▶ [Problem details]: Report, word for word, every line of the material that contains "relative".
— BEGIN Given entries —
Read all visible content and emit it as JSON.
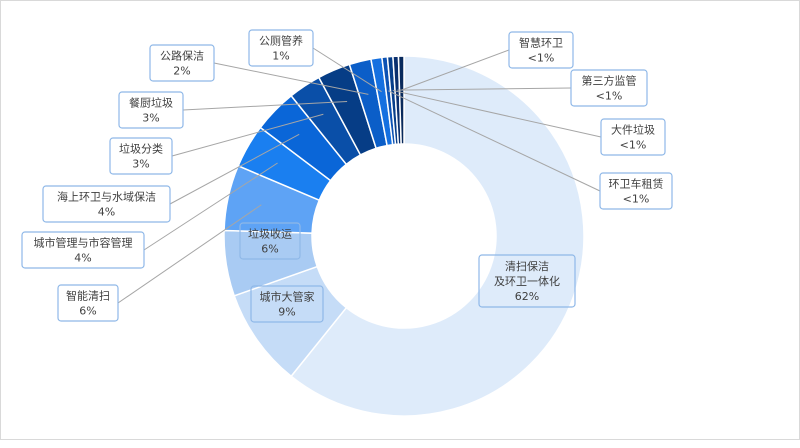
{
  "chart_data": {
    "type": "pie",
    "donut": true,
    "legend": "none",
    "slices": [
      {
        "name": "清扫保洁及环卫一体化",
        "label_lines": [
          "清扫保洁",
          "及环卫一体化"
        ],
        "pct_label": "62%",
        "value": 62,
        "color": "#deebfa"
      },
      {
        "name": "城市大管家",
        "label_lines": [
          "城市大管家"
        ],
        "pct_label": "9%",
        "value": 9,
        "color": "#c5dcf7"
      },
      {
        "name": "垃圾收运",
        "label_lines": [
          "垃圾收运"
        ],
        "pct_label": "6%",
        "value": 6,
        "color": "#a9cbf3"
      },
      {
        "name": "智能清扫",
        "label_lines": [
          "智能清扫"
        ],
        "pct_label": "6%",
        "value": 6,
        "color": "#5ea3f5"
      },
      {
        "name": "城市管理与市容管理",
        "label_lines": [
          "城市管理与市容管理"
        ],
        "pct_label": "4%",
        "value": 4,
        "color": "#1a7ff0"
      },
      {
        "name": "海上环卫与水域保洁",
        "label_lines": [
          "海上环卫与水域保洁"
        ],
        "pct_label": "4%",
        "value": 4,
        "color": "#0a66d8"
      },
      {
        "name": "垃圾分类",
        "label_lines": [
          "垃圾分类"
        ],
        "pct_label": "3%",
        "value": 3,
        "color": "#0a4fa8"
      },
      {
        "name": "餐厨垃圾",
        "label_lines": [
          "餐厨垃圾"
        ],
        "pct_label": "3%",
        "value": 3,
        "color": "#063d86"
      },
      {
        "name": "公路保洁",
        "label_lines": [
          "公路保洁"
        ],
        "pct_label": "2%",
        "value": 2,
        "color": "#0b5ec8"
      },
      {
        "name": "公厕管养",
        "label_lines": [
          "公厕管养"
        ],
        "pct_label": "1%",
        "value": 1,
        "color": "#1570e0"
      },
      {
        "name": "环卫车租赁",
        "label_lines": [
          "环卫车租赁"
        ],
        "pct_label": "<1%",
        "value": 0.5,
        "color": "#0c52b4"
      },
      {
        "name": "大件垃圾",
        "label_lines": [
          "大件垃圾"
        ],
        "pct_label": "<1%",
        "value": 0.5,
        "color": "#073e8a"
      },
      {
        "name": "第三方监管",
        "label_lines": [
          "第三方监管"
        ],
        "pct_label": "<1%",
        "value": 0.5,
        "color": "#0a2f6e"
      },
      {
        "name": "智慧环卫",
        "label_lines": [
          "智慧环卫"
        ],
        "pct_label": "<1%",
        "value": 0.5,
        "color": "#092a5c"
      }
    ]
  }
}
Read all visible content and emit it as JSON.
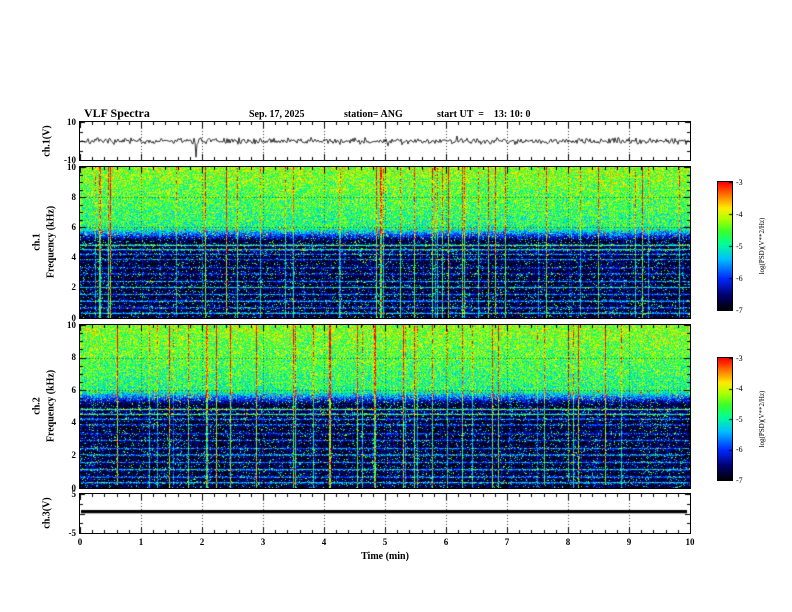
{
  "header": {
    "title": "VLF Spectra",
    "date": "Sep. 17, 2025",
    "station": "station= ANG",
    "start_ut": "start UT  =    13: 10: 0"
  },
  "x_axis": {
    "label": "Time (min)",
    "min": 0,
    "max": 10,
    "ticks": [
      "0",
      "1",
      "2",
      "3",
      "4",
      "5",
      "6",
      "7",
      "8",
      "9",
      "10"
    ]
  },
  "panels": {
    "wave": {
      "ylabel": "ch.1(V)",
      "ymin": -10,
      "ymax": 10,
      "ytick_values": [
        10,
        -10
      ],
      "ytick_labels": [
        "10",
        "-10"
      ]
    },
    "spec1": {
      "ylabel_channel": "ch.1",
      "ylabel_axis": "Frequency (kHz)",
      "ymin": 0,
      "ymax": 10,
      "ytick_values": [
        10,
        8,
        6,
        4,
        2,
        0
      ],
      "ytick_labels": [
        "10",
        "8",
        "6",
        "4",
        "2",
        "0"
      ]
    },
    "spec2": {
      "ylabel_channel": "ch.2",
      "ylabel_axis": "Frequency (kHz)",
      "ymin": 0,
      "ymax": 10,
      "ytick_values": [
        10,
        8,
        6,
        4,
        2,
        0
      ],
      "ytick_labels": [
        "10",
        "8",
        "6",
        "4",
        "2",
        "0"
      ]
    },
    "ch3": {
      "ylabel": "ch.3(V)",
      "ymin": -5,
      "ymax": 5,
      "ytick_values": [
        5,
        -5
      ],
      "ytick_labels": [
        "5",
        "-5"
      ]
    }
  },
  "colorbars": [
    {
      "label": "log(PSD)(V**2/Hz)",
      "vmin": -7,
      "vmax": -3,
      "tick_values": [
        -3,
        -4,
        -5,
        -6,
        -7
      ],
      "tick_labels": [
        "-3",
        "-4",
        "-5",
        "-6",
        "-7"
      ]
    },
    {
      "label": "log(PSD)(V**2/Hz)",
      "vmin": -7,
      "vmax": -3,
      "tick_values": [
        -3,
        -4,
        -5,
        -6,
        -7
      ],
      "tick_labels": [
        "-3",
        "-4",
        "-5",
        "-6",
        "-7"
      ]
    }
  ],
  "colors": {
    "background": "#ffffff",
    "axis": "#000000",
    "colormap_order": "black-navy-blue-cyan-green-yellow-orange-red"
  },
  "chart_data": [
    {
      "type": "line",
      "name": "ch.1 waveform",
      "xlabel": "Time (min)",
      "x_range": [
        0,
        10
      ],
      "ylabel": "ch.1(V)",
      "y_range": [
        -10,
        10
      ],
      "summary": "continuous broadband noise of roughly +/-1.5 V centered on 0 V for the full 10 minutes, with sporadic impulsive spikes; the largest spike reaches about -8.5 V near 1.9 min",
      "largest_spike_min": 1.9,
      "largest_spike_v": -8.5
    },
    {
      "type": "heatmap",
      "name": "ch.1 spectrogram",
      "xlabel": "Time (min)",
      "x_range": [
        0,
        10
      ],
      "ylabel": "Frequency (kHz)",
      "y_range": [
        0,
        10
      ],
      "z_label": "log(PSD)(V**2/Hz)",
      "z_range": [
        -7,
        -3
      ],
      "summary": "intense broadband hiss above ~6 kHz (log PSD about -5 to -3.5, green/yellow with occasional red flecks); darker band between ~5 and 6 kHz; quiet dark background (about -6.8) below 5 kHz crossed by dense vertical sferic streaks and persistent narrowband horizontal transmitter lines",
      "narrowband_lines_khz": [
        4.85,
        4.55,
        4.25,
        3.9,
        3.35,
        2.95,
        2.45,
        2.05,
        1.6,
        1.15,
        0.7,
        0.35
      ]
    },
    {
      "type": "heatmap",
      "name": "ch.2 spectrogram",
      "xlabel": "Time (min)",
      "x_range": [
        0,
        10
      ],
      "ylabel": "Frequency (kHz)",
      "y_range": [
        0,
        10
      ],
      "z_label": "log(PSD)(V**2/Hz)",
      "z_range": [
        -7,
        -3
      ],
      "summary": "same structure as ch.1: broadband hiss above ~6 kHz, dark 5-6 kHz band, dark background below 5 kHz with vertical sferic streaks and narrowband horizontal lines",
      "narrowband_lines_khz": [
        4.85,
        4.55,
        4.25,
        3.9,
        3.35,
        2.95,
        2.45,
        2.05,
        1.6,
        1.15,
        0.7,
        0.35
      ]
    },
    {
      "type": "line",
      "name": "ch.3 waveform",
      "xlabel": "Time (min)",
      "x_range": [
        0,
        10
      ],
      "ylabel": "ch.3(V)",
      "y_range": [
        -5,
        5
      ],
      "summary": "flat constant level slightly above 0 V (~+0.5 V) for the entire record (thick black line)",
      "value_v": 0.5
    }
  ]
}
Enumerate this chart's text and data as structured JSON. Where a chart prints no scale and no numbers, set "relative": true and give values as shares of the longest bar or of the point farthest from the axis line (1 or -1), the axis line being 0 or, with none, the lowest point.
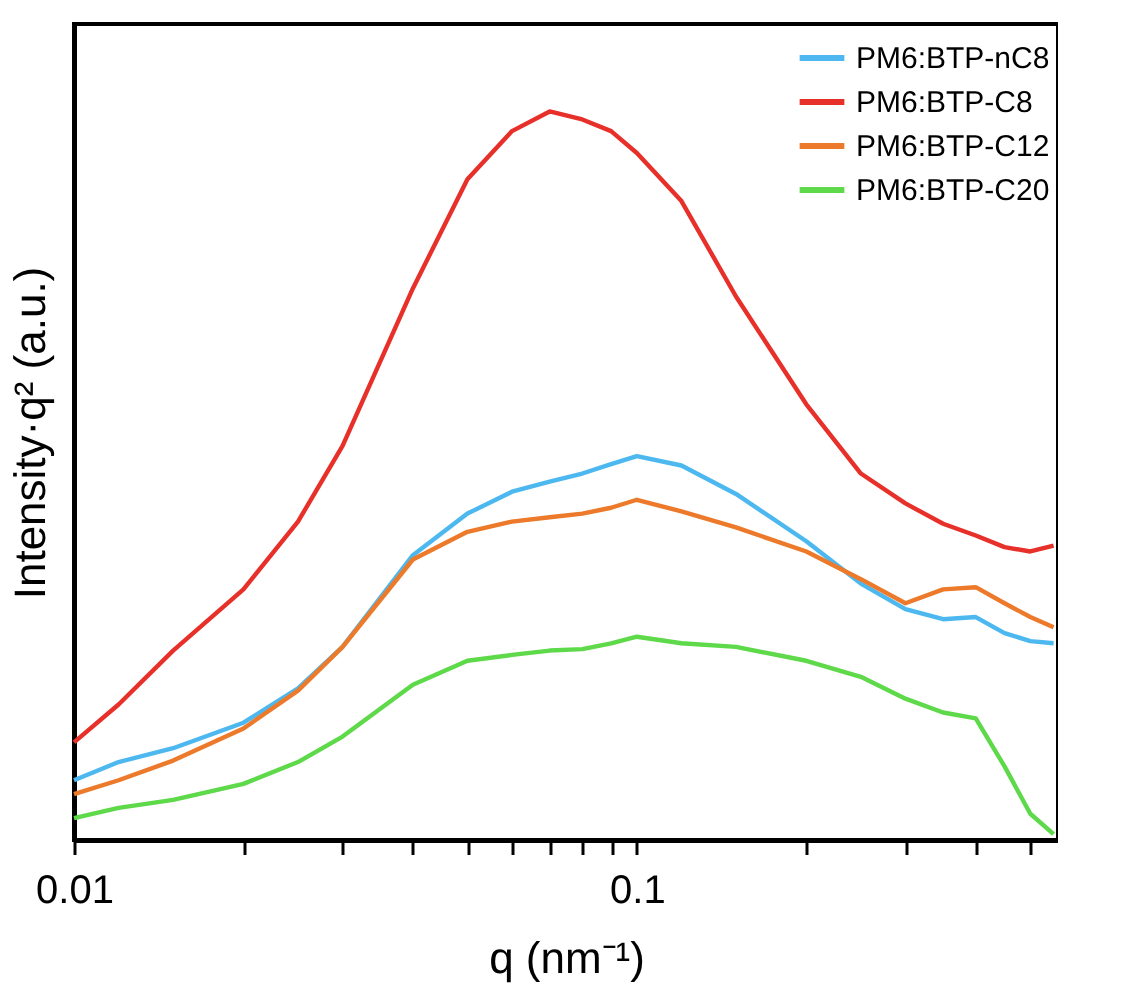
{
  "chart_data": {
    "type": "line",
    "xlabel": "q (nm⁻¹)",
    "ylabel": "Intensity·q² (a.u.)",
    "relative": true,
    "log": "x",
    "legend": "top right",
    "grid": false,
    "marker": "none",
    "line_style": "solid",
    "x": [
      0.01,
      0.012,
      0.015,
      0.02,
      0.025,
      0.03,
      0.04,
      0.05,
      0.06,
      0.07,
      0.08,
      0.09,
      0.1,
      0.12,
      0.15,
      0.2,
      0.25,
      0.3,
      0.35,
      0.4,
      0.45,
      0.5,
      0.55
    ],
    "xlim": [
      0.01,
      0.56
    ],
    "xticks": [
      0.01,
      {
        "value": 0.02,
        "label": null
      },
      {
        "value": 0.03,
        "label": null
      },
      {
        "value": 0.04,
        "label": null
      },
      {
        "value": 0.05,
        "label": null
      },
      {
        "value": 0.06,
        "label": null
      },
      {
        "value": 0.07,
        "label": null
      },
      {
        "value": 0.08,
        "label": null
      },
      {
        "value": 0.09,
        "label": null
      },
      0.1,
      {
        "value": 0.2,
        "label": null
      },
      {
        "value": 0.3,
        "label": null
      },
      {
        "value": 0.4,
        "label": null
      },
      {
        "value": 0.5,
        "label": null
      }
    ],
    "series": [
      {
        "name": "PM6:BTP-nC8",
        "color": "#4db8f0",
        "values": [
          0.082,
          0.107,
          0.126,
          0.161,
          0.208,
          0.265,
          0.391,
          0.448,
          0.478,
          0.492,
          0.503,
          0.516,
          0.527,
          0.514,
          0.475,
          0.41,
          0.352,
          0.317,
          0.303,
          0.306,
          0.284,
          0.273,
          0.27
        ]
      },
      {
        "name": "PM6:BTP-C8",
        "color": "#e8302a",
        "values": [
          0.134,
          0.186,
          0.26,
          0.344,
          0.437,
          0.541,
          0.757,
          0.907,
          0.973,
          1.0,
          0.989,
          0.973,
          0.943,
          0.877,
          0.746,
          0.598,
          0.503,
          0.462,
          0.434,
          0.418,
          0.402,
          0.396,
          0.404
        ]
      },
      {
        "name": "PM6:BTP-C12",
        "color": "#ec7a2a",
        "values": [
          0.063,
          0.082,
          0.109,
          0.153,
          0.205,
          0.265,
          0.385,
          0.423,
          0.437,
          0.443,
          0.448,
          0.456,
          0.467,
          0.451,
          0.429,
          0.396,
          0.358,
          0.325,
          0.344,
          0.347,
          0.325,
          0.306,
          0.292
        ]
      },
      {
        "name": "PM6:BTP-C20",
        "color": "#5ed94a",
        "values": [
          0.03,
          0.044,
          0.055,
          0.077,
          0.107,
          0.142,
          0.213,
          0.246,
          0.254,
          0.26,
          0.262,
          0.27,
          0.279,
          0.27,
          0.265,
          0.246,
          0.224,
          0.194,
          0.175,
          0.167,
          0.101,
          0.036,
          0.008
        ]
      }
    ]
  }
}
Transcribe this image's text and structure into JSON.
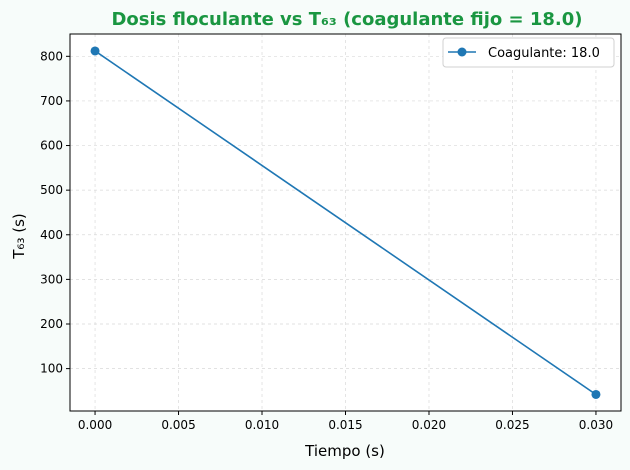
{
  "chart_data": {
    "type": "line",
    "title": "Dosis floculante vs T₆₃ (coagulante fijo = 18.0)",
    "xlabel": "Tiempo (s)",
    "ylabel": "T₆₃ (s)",
    "xlim": [
      -0.0015,
      0.0315
    ],
    "ylim": [
      5,
      850
    ],
    "xticks": [
      0.0,
      0.005,
      0.01,
      0.015,
      0.02,
      0.025,
      0.03
    ],
    "xtick_labels": [
      "0.000",
      "0.005",
      "0.010",
      "0.015",
      "0.020",
      "0.025",
      "0.030"
    ],
    "yticks": [
      100,
      200,
      300,
      400,
      500,
      600,
      700,
      800
    ],
    "ytick_labels": [
      "100",
      "200",
      "300",
      "400",
      "500",
      "600",
      "700",
      "800"
    ],
    "grid": true,
    "legend_position": "top-right",
    "series": [
      {
        "name": "Coagulante: 18.0",
        "color": "#1f77b4",
        "marker": "circle",
        "x": [
          0.0,
          0.03
        ],
        "y": [
          812,
          42
        ]
      }
    ]
  },
  "colors": {
    "title": "#1a9641",
    "background": "#f7fcfa",
    "plot_background": "#ffffff"
  }
}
— END Given entries —
▶ [In response]:
Enumerate this chart's text and data as structured JSON. Where a chart prints no scale and no numbers, set "relative": true and give values as shares of the longest bar or of the point farthest from the axis line (1 or -1), the axis line being 0 or, with none, the lowest point.
    "relative": true,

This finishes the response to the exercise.